WHAT YOU HAVE TO DO:
Omit every picture and return the rest of the data unaltered.

TASK DATA:

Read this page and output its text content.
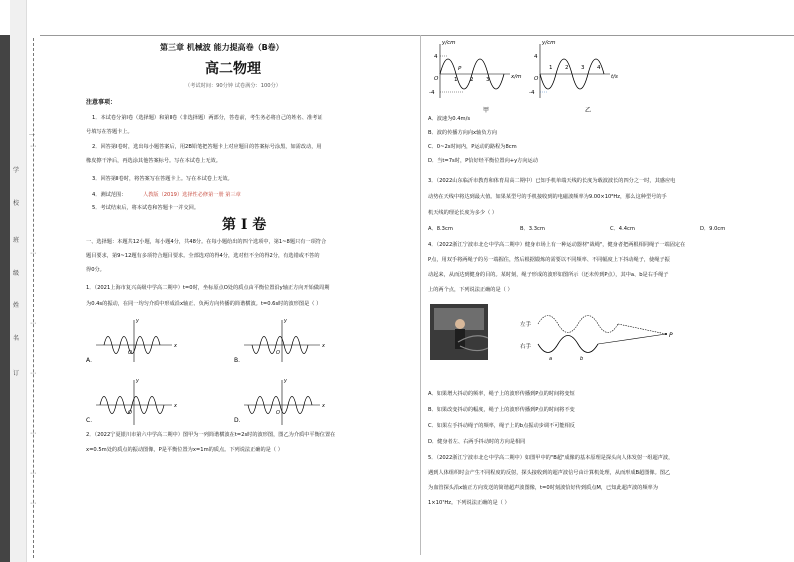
学
校
班
级
姓
名
订
…
⋯
⋯
⋯
⋯
⋯
⋯
⋯
第三章 机械波 能力提高卷（B卷）
高二物理
（考试时间：90分钟 试卷满分：100分）
注意事项：
1．本试卷分第Ⅰ卷（选择题）和第Ⅱ卷（非选择题）两部分，答卷前，考生务必将自己的姓名、准考证
号填写在答题卡上。
2．回答第Ⅰ卷时，选出每小题答案后，用2B铅笔把答题卡上对应题目的答案标号涂黑，如需改动，用
橡皮擦干净后，再选涂其他答案标号。写在本试卷上无效。
3．回答第Ⅱ卷时，将答案写在答题卡上。写在本试卷上无效。
4．测试范围：	人教版（2019）选择性必修第一册 第三章
5．考试结束后，将本试卷和答题卡一并交回。
第 Ⅰ 卷
一、选择题：本题共12小题，每小题4分，共48分。在每小题给出的四个选项中，第1~8题只有一项符合
题目要求，第9~12题有多项符合题目要求。全部选对的得4分，选对但不全的得2分，有选错或不答的
得0分。
1．（2021上海市复兴高级中学高二期中）t=0时，坐标原点O处的质点由平衡位置沿y轴正方向开始做周期
为0.4s的振动，在同一均匀介质中形成沿x轴正、负两方向传播的简谐横波。t=0.6s时的波形图是（ ）
O
x
y
A．
O
x
y
B．
O
x
y
C．
O
x
y
D．
2．（2022宁夏银川市第六中学高二期中）图甲为一列简谐横波在t=2s时的波形图，图乙为介质中平衡位置在
x=0.5m处的质点的振动图像，P是平衡位置为x=1m的质点。下列说法正确的是（ ）
y/cm
x/m
4
-4
O	1 2 3
P
y/cm
t/s
4
-4
O
1 2 3 4
甲	乙
A．波速为0.4m/s
B．波的传播方向向x轴负方向
C．0~2s时间内，P运动的路程为8cm
D．当t=7s时，P恰好经平衡位置向+y方向运动
3．（2022山东临沂市教育和体育局高二期中）已知手机单端天线的长度为载波波长的四分之一时，其感应电
动势在天线中将达到最大值。如果某型号的手机接收到的电磁波频率为9.00×10⁸Hz，那么这种型号的手
机天线的理论长度为多少（ ）
A．8.3cm	B．3.3cm	C．4.4cm	D．9.0cm
4．（2022浙江宁波市北仑中学高二期中）健身市场上有一种运动器材"战绳"，健身者把两根相同绳子一端固定在
P点，用双手将两绳子的另一端握住，然后根据锻炼的需要以不同频率、不同幅度上下抖动绳子，使绳子振
动起来，从而达到健身的目的。某时刻，绳子形成的波形如图所示（还未传到P点），其中a、b是右手绳子
上的两个点，下列说法正确的是（ ）
左手
右手
P
a	b
A．如果增大抖动的频率，绳子上的波形传播到P点的时间将变短
B．如果改变抖动的幅度，绳子上的波形传播到P点的时间将不变
C．如果左手抖动绳子的频率，绳子上的b点振动步调不可能相反
D．健身者左、右两手抖动时的方向是相同
5．（2022浙江宁波市北仑中学高二期中）如图甲中的"B超"成像的基本原理是探头向人体发射一组超声波，
遇到人体组织时会产生不同程度的反射，探头接收到的超声波信号由计算机处理，从而形成B超图像。图乙
为血管探头沿x轴正方向发送的简谐超声波图像，t=0时刻波恰好传到质点M，已知此超声波的频率为
1×10⁷Hz。下列说法正确的是（ ）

FULL OUTPUT:
Read this page and output its text content.
学
校
班
级
姓
名
订
…
⋯
⋯
⋯
⋯
⋯
⋯
⋯
第三章 机械波 能力提高卷（B卷）
高二物理
（考试时间：90分钟 试卷满分：100分）
注意事项：
1．本试卷分第Ⅰ卷（选择题）和第Ⅱ卷（非选择题）两部分，答卷前，考生务必将自己的姓名、准考证
号填写在答题卡上。
2．回答第Ⅰ卷时，选出每小题答案后，用2B铅笔把答题卡上对应题目的答案标号涂黑，如需改动，用
橡皮擦干净后，再选涂其他答案标号。写在本试卷上无效。
3．回答第Ⅱ卷时，将答案写在答题卡上。写在本试卷上无效。
4．测试范围：	人教版（2019）选择性必修第一册 第三章
5．考试结束后，将本试卷和答题卡一并交回。
第 Ⅰ 卷
一、选择题：本题共12小题，每小题4分，共48分。在每小题给出的四个选项中，第1~8题只有一项符合
题目要求，第9~12题有多项符合题目要求。全部选对的得4分，选对但不全的得2分，有选错或不答的
得0分。
1．（2021上海市复兴高级中学高二期中）t=0时，坐标原点O处的质点由平衡位置沿y轴正方向开始做周期
为0.4s的振动，在同一均匀介质中形成沿x轴正、负两方向传播的简谐横波。t=0.6s时的波形图是（ ）
O
x
y
A．
O
x
y
B．
O
x
y
C．
O
x
y
D．
2．（2022宁夏银川市第六中学高二期中）图甲为一列简谐横波在t=2s时的波形图，图乙为介质中平衡位置在
x=0.5m处的质点的振动图像，P是平衡位置为x=1m的质点。下列说法正确的是（ ）
y/cm
x/m
4
-4
O	1 2 3
P
y/cm
t/s
4
-4
O
1 2 3 4
甲	乙
A．波速为0.4m/s
B．波的传播方向向x轴负方向
C．0~2s时间内，P运动的路程为8cm
D．当t=7s时，P恰好经平衡位置向+y方向运动
3．（2022山东临沂市教育和体育局高二期中）已知手机单端天线的长度为载波波长的四分之一时，其感应电
动势在天线中将达到最大值。如果某型号的手机接收到的电磁波频率为9.00×10⁸Hz，那么这种型号的手
机天线的理论长度为多少（ ）
A．8.3cm	B．3.3cm	C．4.4cm	D．9.0cm
4．（2022浙江宁波市北仑中学高二期中）健身市场上有一种运动器材"战绳"，健身者把两根相同绳子一端固定在
P点，用双手将两绳子的另一端握住，然后根据锻炼的需要以不同频率、不同幅度上下抖动绳子，使绳子振
动起来，从而达到健身的目的。某时刻，绳子形成的波形如图所示（还未传到P点），其中a、b是右手绳子
上的两个点，下列说法正确的是（ ）
左手
右手
P
a	b
A．如果增大抖动的频率，绳子上的波形传播到P点的时间将变短
B．如果改变抖动的幅度，绳子上的波形传播到P点的时间将不变
C．如果左手抖动绳子的频率，绳子上的b点振动步调不可能相反
D．健身者左、右两手抖动时的方向是相同
5．（2022浙江宁波市北仑中学高二期中）如图甲中的"B超"成像的基本原理是探头向人体发射一组超声波，
遇到人体组织时会产生不同程度的反射，探头接收到的超声波信号由计算机处理，从而形成B超图像。图乙
为血管探头沿x轴正方向发送的简谐超声波图像，t=0时刻波恰好传到质点M，已知此超声波的频率为
1×10⁷Hz。下列说法正确的是（ ）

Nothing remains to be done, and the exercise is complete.